- DIRECTION:
Here are some records; quote them exactly, leaving out the pictures.

- DATA LISTING:
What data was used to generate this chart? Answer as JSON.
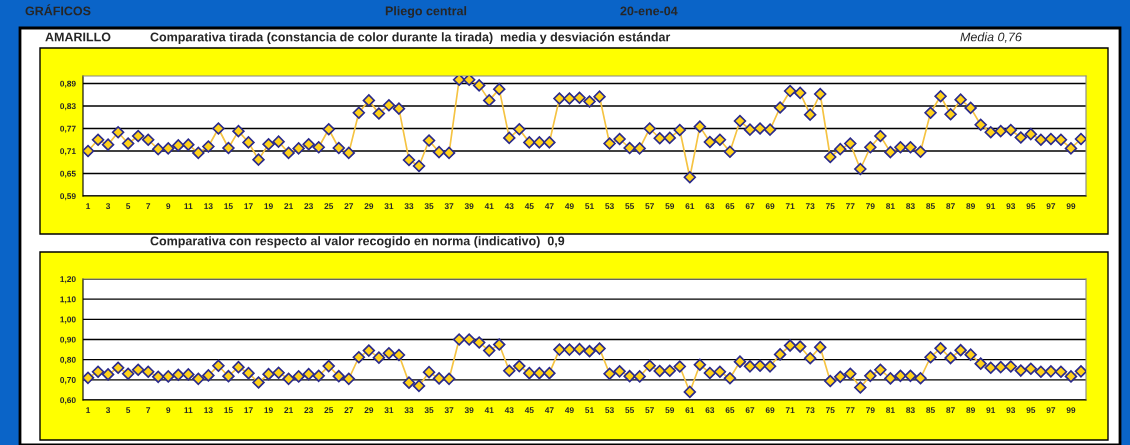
{
  "chart_data": [
    {
      "type": "line",
      "title": "Comparativa tirada (constancia de color durante la tirada)  media y desviación estándar",
      "annotations": [
        "GRÁFICOS",
        "Pliego central",
        "20-ene-04",
        "AMARILLO",
        "Media 0,76"
      ],
      "categories": [
        "1",
        null,
        "3",
        null,
        "5",
        null,
        "7",
        null,
        "9",
        null,
        "11",
        null,
        "13",
        null,
        "15",
        null,
        "17",
        null,
        "19",
        null,
        "21",
        null,
        "23",
        null,
        "25",
        null,
        "27",
        null,
        "29",
        null,
        "31",
        null,
        "33",
        null,
        "35",
        null,
        "37",
        null,
        "39",
        null,
        "41",
        null,
        "43",
        null,
        "45",
        null,
        "47",
        null,
        "49",
        null,
        "51",
        null,
        "53",
        null,
        "55",
        null,
        "57",
        null,
        "59",
        null,
        "61",
        null,
        "63",
        null,
        "65",
        null,
        "67",
        null,
        "69",
        null,
        "71",
        null,
        "73",
        null,
        "75",
        null,
        "77",
        null,
        "79",
        null,
        "81",
        null,
        "83",
        null,
        "85",
        null,
        "87",
        null,
        "89",
        null,
        "91",
        null,
        "93",
        null,
        "95",
        null,
        "97",
        null,
        "99",
        null
      ],
      "series": [
        {
          "color": "#f5c342",
          "values": [
            0.71,
            0.74,
            0.727,
            0.76,
            0.73,
            0.75,
            0.74,
            0.715,
            0.717,
            0.725,
            0.727,
            0.705,
            0.722,
            0.77,
            0.718,
            0.763,
            0.733,
            0.687,
            0.728,
            0.735,
            0.705,
            0.717,
            0.728,
            0.72,
            0.768,
            0.718,
            0.705,
            0.812,
            0.845,
            0.81,
            0.832,
            0.823,
            0.686,
            0.67,
            0.738,
            0.707,
            0.705,
            0.9,
            0.9,
            0.885,
            0.845,
            0.875,
            0.745,
            0.768,
            0.733,
            0.733,
            0.733,
            0.85,
            0.85,
            0.852,
            0.842,
            0.855,
            0.73,
            0.742,
            0.718,
            0.717,
            0.77,
            0.744,
            0.745,
            0.766,
            0.64,
            0.775,
            0.734,
            0.74,
            0.708,
            0.79,
            0.767,
            0.77,
            0.767,
            0.826,
            0.87,
            0.865,
            0.807,
            0.862,
            0.694,
            0.715,
            0.73,
            0.662,
            0.72,
            0.75,
            0.707,
            0.72,
            0.72,
            0.708,
            0.812,
            0.856,
            0.808,
            0.847,
            0.825,
            0.78,
            0.76,
            0.763,
            0.766,
            0.746,
            0.755,
            0.74,
            0.742,
            0.74,
            0.717,
            0.742
          ]
        }
      ],
      "ylim": [
        0.59,
        0.91
      ],
      "yticks": [
        {
          "value": 0.59,
          "label": "0,59"
        },
        {
          "value": 0.65,
          "label": "0,65"
        },
        {
          "value": 0.71,
          "label": "0,71"
        },
        {
          "value": 0.77,
          "label": "0,77"
        },
        {
          "value": 0.83,
          "label": "0,83"
        },
        {
          "value": 0.89,
          "label": "0,89"
        }
      ],
      "grid": "y",
      "marker": "diamond",
      "line_style": "solid",
      "legend": false
    },
    {
      "type": "line",
      "title": "Comparativa con respecto al valor recogido en norma (indicativo)  0,9",
      "categories": [
        "1",
        null,
        "3",
        null,
        "5",
        null,
        "7",
        null,
        "9",
        null,
        "11",
        null,
        "13",
        null,
        "15",
        null,
        "17",
        null,
        "19",
        null,
        "21",
        null,
        "23",
        null,
        "25",
        null,
        "27",
        null,
        "29",
        null,
        "31",
        null,
        "33",
        null,
        "35",
        null,
        "37",
        null,
        "39",
        null,
        "41",
        null,
        "43",
        null,
        "45",
        null,
        "47",
        null,
        "49",
        null,
        "51",
        null,
        "53",
        null,
        "55",
        null,
        "57",
        null,
        "59",
        null,
        "61",
        null,
        "63",
        null,
        "65",
        null,
        "67",
        null,
        "69",
        null,
        "71",
        null,
        "73",
        null,
        "75",
        null,
        "77",
        null,
        "79",
        null,
        "81",
        null,
        "83",
        null,
        "85",
        null,
        "87",
        null,
        "89",
        null,
        "91",
        null,
        "93",
        null,
        "95",
        null,
        "97",
        null,
        "99",
        null
      ],
      "series": [
        {
          "color": "#f5c342",
          "values": [
            0.71,
            0.74,
            0.727,
            0.76,
            0.73,
            0.75,
            0.74,
            0.715,
            0.717,
            0.725,
            0.727,
            0.705,
            0.722,
            0.77,
            0.718,
            0.763,
            0.733,
            0.687,
            0.728,
            0.735,
            0.705,
            0.717,
            0.728,
            0.72,
            0.768,
            0.718,
            0.705,
            0.812,
            0.845,
            0.81,
            0.832,
            0.823,
            0.686,
            0.67,
            0.738,
            0.707,
            0.705,
            0.9,
            0.9,
            0.885,
            0.845,
            0.875,
            0.745,
            0.768,
            0.733,
            0.733,
            0.733,
            0.85,
            0.85,
            0.852,
            0.842,
            0.855,
            0.73,
            0.742,
            0.718,
            0.717,
            0.77,
            0.744,
            0.745,
            0.766,
            0.64,
            0.775,
            0.734,
            0.74,
            0.708,
            0.79,
            0.767,
            0.77,
            0.767,
            0.826,
            0.87,
            0.865,
            0.807,
            0.862,
            0.694,
            0.715,
            0.73,
            0.662,
            0.72,
            0.75,
            0.707,
            0.72,
            0.72,
            0.708,
            0.812,
            0.856,
            0.808,
            0.847,
            0.825,
            0.78,
            0.76,
            0.763,
            0.766,
            0.746,
            0.755,
            0.74,
            0.742,
            0.74,
            0.717,
            0.742
          ]
        }
      ],
      "ylim": [
        0.6,
        1.2
      ],
      "yticks": [
        {
          "value": 0.6,
          "label": "0,60"
        },
        {
          "value": 0.7,
          "label": "0,70"
        },
        {
          "value": 0.8,
          "label": "0,80"
        },
        {
          "value": 0.9,
          "label": "0,90"
        },
        {
          "value": 1.0,
          "label": "1,00"
        },
        {
          "value": 1.1,
          "label": "1,10"
        },
        {
          "value": 1.2,
          "label": "1,20"
        }
      ],
      "grid": "y",
      "marker": "diamond",
      "line_style": "solid",
      "legend": false
    }
  ]
}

- TASK RESULT:
What data was used to generate this chart? Answer as JSON.
{
  "chart_data": [
    {
      "type": "line",
      "title": "Comparativa tirada (constancia de color durante la tirada)  media y desviación estándar",
      "annotations": [
        "GRÁFICOS",
        "Pliego central",
        "20-ene-04",
        "AMARILLO",
        "Media 0,76"
      ],
      "categories": [
        "1",
        null,
        "3",
        null,
        "5",
        null,
        "7",
        null,
        "9",
        null,
        "11",
        null,
        "13",
        null,
        "15",
        null,
        "17",
        null,
        "19",
        null,
        "21",
        null,
        "23",
        null,
        "25",
        null,
        "27",
        null,
        "29",
        null,
        "31",
        null,
        "33",
        null,
        "35",
        null,
        "37",
        null,
        "39",
        null,
        "41",
        null,
        "43",
        null,
        "45",
        null,
        "47",
        null,
        "49",
        null,
        "51",
        null,
        "53",
        null,
        "55",
        null,
        "57",
        null,
        "59",
        null,
        "61",
        null,
        "63",
        null,
        "65",
        null,
        "67",
        null,
        "69",
        null,
        "71",
        null,
        "73",
        null,
        "75",
        null,
        "77",
        null,
        "79",
        null,
        "81",
        null,
        "83",
        null,
        "85",
        null,
        "87",
        null,
        "89",
        null,
        "91",
        null,
        "93",
        null,
        "95",
        null,
        "97",
        null,
        "99",
        null
      ],
      "series": [
        {
          "color": "#f5c342",
          "values": [
            0.71,
            0.74,
            0.727,
            0.76,
            0.73,
            0.75,
            0.74,
            0.715,
            0.717,
            0.725,
            0.727,
            0.705,
            0.722,
            0.77,
            0.718,
            0.763,
            0.733,
            0.687,
            0.728,
            0.735,
            0.705,
            0.717,
            0.728,
            0.72,
            0.768,
            0.718,
            0.705,
            0.812,
            0.845,
            0.81,
            0.832,
            0.823,
            0.686,
            0.67,
            0.738,
            0.707,
            0.705,
            0.9,
            0.9,
            0.885,
            0.845,
            0.875,
            0.745,
            0.768,
            0.733,
            0.733,
            0.733,
            0.85,
            0.85,
            0.852,
            0.842,
            0.855,
            0.73,
            0.742,
            0.718,
            0.717,
            0.77,
            0.744,
            0.745,
            0.766,
            0.64,
            0.775,
            0.734,
            0.74,
            0.708,
            0.79,
            0.767,
            0.77,
            0.767,
            0.826,
            0.87,
            0.865,
            0.807,
            0.862,
            0.694,
            0.715,
            0.73,
            0.662,
            0.72,
            0.75,
            0.707,
            0.72,
            0.72,
            0.708,
            0.812,
            0.856,
            0.808,
            0.847,
            0.825,
            0.78,
            0.76,
            0.763,
            0.766,
            0.746,
            0.755,
            0.74,
            0.742,
            0.74,
            0.717,
            0.742
          ]
        }
      ],
      "ylim": [
        0.59,
        0.91
      ],
      "yticks": [
        {
          "value": 0.59,
          "label": "0,59"
        },
        {
          "value": 0.65,
          "label": "0,65"
        },
        {
          "value": 0.71,
          "label": "0,71"
        },
        {
          "value": 0.77,
          "label": "0,77"
        },
        {
          "value": 0.83,
          "label": "0,83"
        },
        {
          "value": 0.89,
          "label": "0,89"
        }
      ],
      "grid": "y",
      "marker": "diamond",
      "line_style": "solid",
      "legend": false
    },
    {
      "type": "line",
      "title": "Comparativa con respecto al valor recogido en norma (indicativo)  0,9",
      "categories": [
        "1",
        null,
        "3",
        null,
        "5",
        null,
        "7",
        null,
        "9",
        null,
        "11",
        null,
        "13",
        null,
        "15",
        null,
        "17",
        null,
        "19",
        null,
        "21",
        null,
        "23",
        null,
        "25",
        null,
        "27",
        null,
        "29",
        null,
        "31",
        null,
        "33",
        null,
        "35",
        null,
        "37",
        null,
        "39",
        null,
        "41",
        null,
        "43",
        null,
        "45",
        null,
        "47",
        null,
        "49",
        null,
        "51",
        null,
        "53",
        null,
        "55",
        null,
        "57",
        null,
        "59",
        null,
        "61",
        null,
        "63",
        null,
        "65",
        null,
        "67",
        null,
        "69",
        null,
        "71",
        null,
        "73",
        null,
        "75",
        null,
        "77",
        null,
        "79",
        null,
        "81",
        null,
        "83",
        null,
        "85",
        null,
        "87",
        null,
        "89",
        null,
        "91",
        null,
        "93",
        null,
        "95",
        null,
        "97",
        null,
        "99",
        null
      ],
      "series": [
        {
          "color": "#f5c342",
          "values": [
            0.71,
            0.74,
            0.727,
            0.76,
            0.73,
            0.75,
            0.74,
            0.715,
            0.717,
            0.725,
            0.727,
            0.705,
            0.722,
            0.77,
            0.718,
            0.763,
            0.733,
            0.687,
            0.728,
            0.735,
            0.705,
            0.717,
            0.728,
            0.72,
            0.768,
            0.718,
            0.705,
            0.812,
            0.845,
            0.81,
            0.832,
            0.823,
            0.686,
            0.67,
            0.738,
            0.707,
            0.705,
            0.9,
            0.9,
            0.885,
            0.845,
            0.875,
            0.745,
            0.768,
            0.733,
            0.733,
            0.733,
            0.85,
            0.85,
            0.852,
            0.842,
            0.855,
            0.73,
            0.742,
            0.718,
            0.717,
            0.77,
            0.744,
            0.745,
            0.766,
            0.64,
            0.775,
            0.734,
            0.74,
            0.708,
            0.79,
            0.767,
            0.77,
            0.767,
            0.826,
            0.87,
            0.865,
            0.807,
            0.862,
            0.694,
            0.715,
            0.73,
            0.662,
            0.72,
            0.75,
            0.707,
            0.72,
            0.72,
            0.708,
            0.812,
            0.856,
            0.808,
            0.847,
            0.825,
            0.78,
            0.76,
            0.763,
            0.766,
            0.746,
            0.755,
            0.74,
            0.742,
            0.74,
            0.717,
            0.742
          ]
        }
      ],
      "ylim": [
        0.6,
        1.2
      ],
      "yticks": [
        {
          "value": 0.6,
          "label": "0,60"
        },
        {
          "value": 0.7,
          "label": "0,70"
        },
        {
          "value": 0.8,
          "label": "0,80"
        },
        {
          "value": 0.9,
          "label": "0,90"
        },
        {
          "value": 1.0,
          "label": "1,00"
        },
        {
          "value": 1.1,
          "label": "1,10"
        },
        {
          "value": 1.2,
          "label": "1,20"
        }
      ],
      "grid": "y",
      "marker": "diamond",
      "line_style": "solid",
      "legend": false
    }
  ]
}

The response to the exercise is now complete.